<<<<
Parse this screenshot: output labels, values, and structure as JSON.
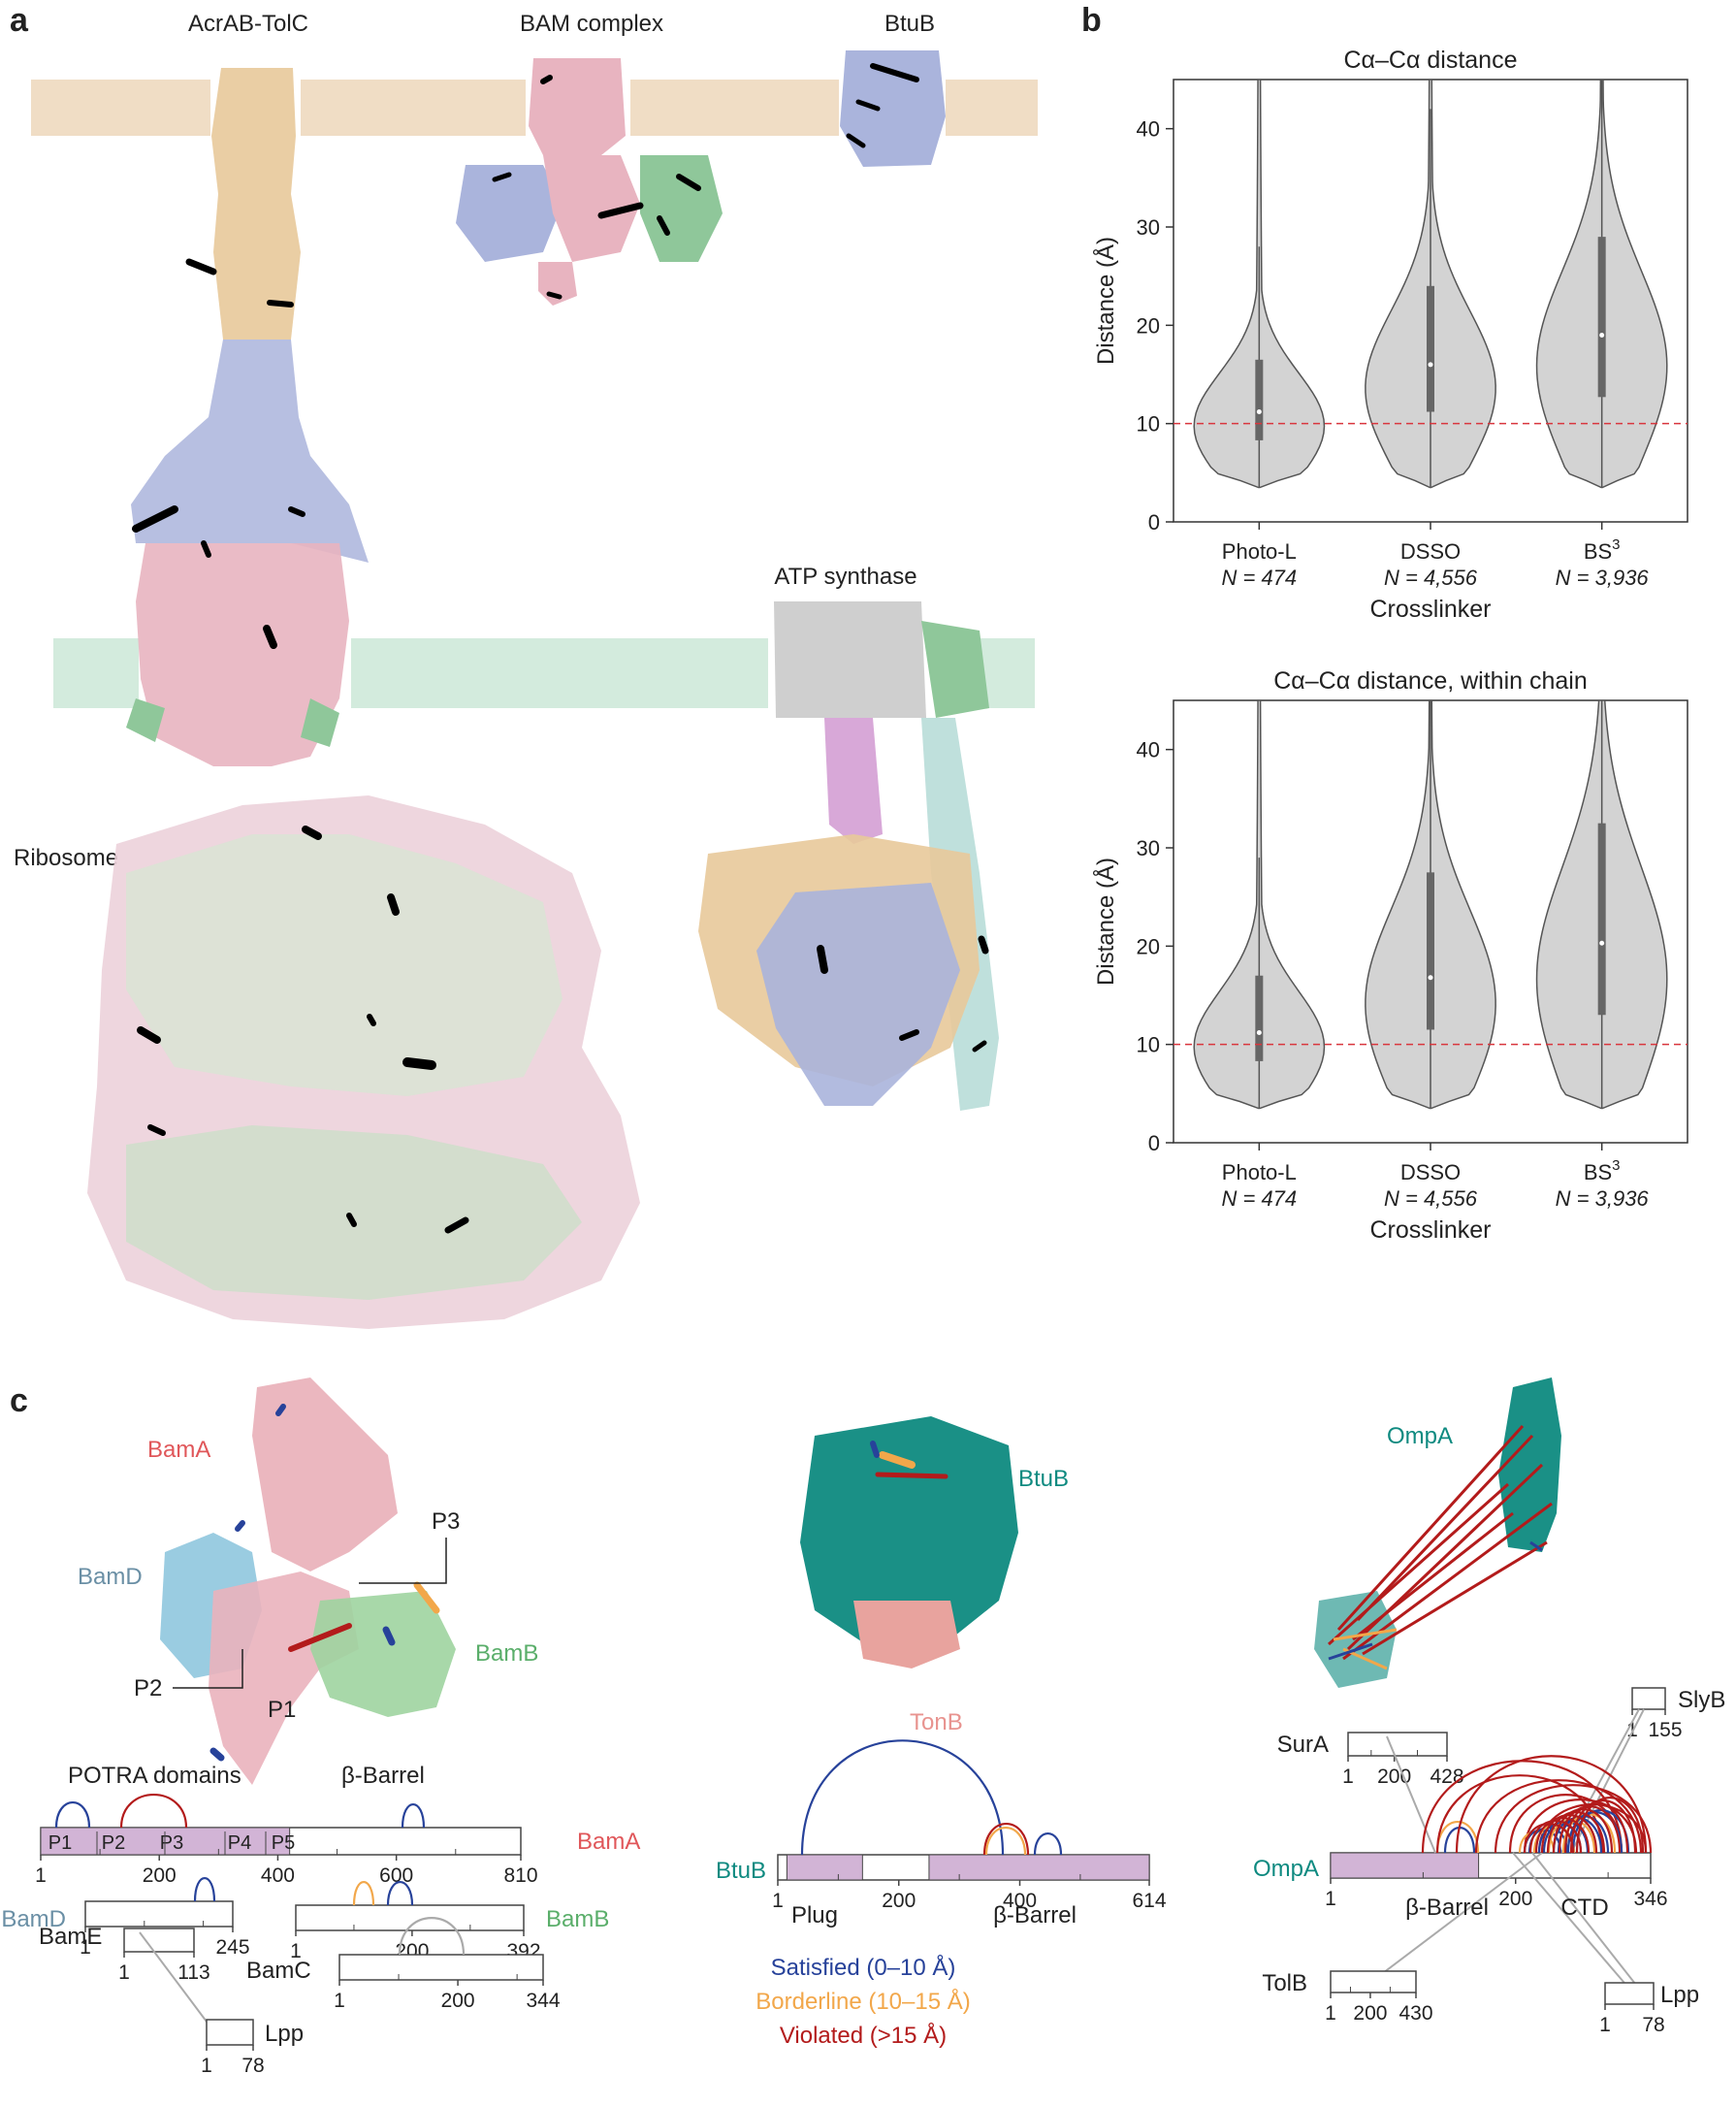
{
  "panels": {
    "a": "a",
    "b": "b",
    "c": "c"
  },
  "panel_a": {
    "structures": [
      "AcrAB-TolC",
      "BAM complex",
      "BtuB",
      "ATP synthase",
      "Ribosome"
    ]
  },
  "panel_b": {
    "chart_data": [
      {
        "type": "violin",
        "title": "Cα–Cα distance",
        "xlabel": "Crosslinker",
        "ylabel": "Distance (Å)",
        "ylim": [
          0,
          45
        ],
        "yticks": [
          0,
          10,
          20,
          30,
          40
        ],
        "threshold": 10,
        "categories": [
          {
            "name": "Photo-L",
            "n": "N = 474",
            "min": 3.5,
            "q1": 8.3,
            "median": 11.2,
            "q3": 16.5,
            "whisker_high": 28,
            "max": 45
          },
          {
            "name": "DSSO",
            "n": "N = 4,556",
            "min": 3.5,
            "q1": 11.2,
            "median": 16,
            "q3": 24,
            "whisker_high": 42,
            "max": 45
          },
          {
            "name": "BS3",
            "n": "N = 3,936",
            "min": 3.5,
            "q1": 12.7,
            "median": 19,
            "q3": 29,
            "whisker_high": 45,
            "max": 45
          }
        ]
      },
      {
        "type": "violin",
        "title": "Cα–Cα distance, within chain",
        "xlabel": "Crosslinker",
        "ylabel": "Distance (Å)",
        "ylim": [
          0,
          45
        ],
        "yticks": [
          0,
          10,
          20,
          30,
          40
        ],
        "threshold": 10,
        "categories": [
          {
            "name": "Photo-L",
            "n": "N = 474",
            "min": 3.5,
            "q1": 8.3,
            "median": 11.2,
            "q3": 17,
            "whisker_high": 29,
            "max": 45
          },
          {
            "name": "DSSO",
            "n": "N = 4,556",
            "min": 3.5,
            "q1": 11.5,
            "median": 16.8,
            "q3": 27.5,
            "whisker_high": 45,
            "max": 45
          },
          {
            "name": "BS3",
            "n": "N = 3,936",
            "min": 3.5,
            "q1": 13,
            "median": 20.3,
            "q3": 32.5,
            "whisker_high": 45,
            "max": 45
          }
        ]
      }
    ]
  },
  "panel_c": {
    "bam": {
      "labels": {
        "bama": "BamA",
        "bamd": "BamD",
        "bamb": "BamB",
        "p1": "P1",
        "p2": "P2",
        "p3": "P3"
      },
      "potra_label": "POTRA domains",
      "barrel_label": "β-Barrel",
      "bama_track": {
        "name": "BamA",
        "length": 810,
        "ticks": [
          "1",
          "200",
          "400",
          "600",
          "810"
        ],
        "domains": [
          "P1",
          "P2",
          "P3",
          "P4",
          "P5"
        ]
      },
      "bamd_track": {
        "name": "BamD",
        "ticks": [
          "1",
          "245"
        ]
      },
      "bamb_track": {
        "name": "BamB",
        "ticks": [
          "1",
          "200",
          "392"
        ]
      },
      "bame_track": {
        "name": "BamE",
        "ticks": [
          "1",
          "113"
        ]
      },
      "bamc_track": {
        "name": "BamC",
        "ticks": [
          "1",
          "200",
          "344"
        ]
      },
      "lpp_track": {
        "name": "Lpp",
        "ticks": [
          "1",
          "78"
        ]
      }
    },
    "btub": {
      "labels": {
        "btub": "BtuB",
        "tonb": "TonB"
      },
      "track": {
        "name": "BtuB",
        "ticks": [
          "1",
          "200",
          "400",
          "614"
        ],
        "plug": "Plug",
        "barrel": "β-Barrel"
      }
    },
    "ompa": {
      "labels": {
        "ompa": "OmpA"
      },
      "track": {
        "name": "OmpA",
        "ticks": [
          "1",
          "200",
          "346"
        ],
        "barrel": "β-Barrel",
        "ctd": "CTD"
      },
      "sura": {
        "name": "SurA",
        "ticks": [
          "1",
          "200",
          "428"
        ]
      },
      "slyb": {
        "name": "SlyB",
        "ticks": [
          "1",
          "155"
        ]
      },
      "tolb": {
        "name": "TolB",
        "ticks": [
          "1",
          "200",
          "430"
        ]
      },
      "lpp": {
        "name": "Lpp",
        "ticks": [
          "1",
          "78"
        ]
      }
    },
    "legend": {
      "satisfied": "Satisfied (0–10 Å)",
      "borderline": "Borderline (10–15 Å)",
      "violated": "Violated (>15 Å)"
    }
  },
  "colors": {
    "outer_membrane": "#f0ddc5",
    "inner_membrane": "#d3ebdd",
    "pink": "#e8b4c0",
    "blue": "#aab4dc",
    "tan": "#e8c99a",
    "green": "#8fc79a",
    "teal": "#0e8a80",
    "domain": "#d2b4d6",
    "satisfied": "#27429a",
    "borderline": "#f2a74a",
    "violated": "#b31b1b",
    "bama_label": "#e0575a",
    "bamd_label": "#6a8fa5",
    "bamb_label": "#5aae6a",
    "tonb_label": "#e8938f",
    "threshold": "#d9363e"
  }
}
>>>>
Task description:
Return all lines with the word "borderline" in them.

Expected answer:
      "borderline": "Borderline (10–15 Å)",
    "borderline": "#f2a74a",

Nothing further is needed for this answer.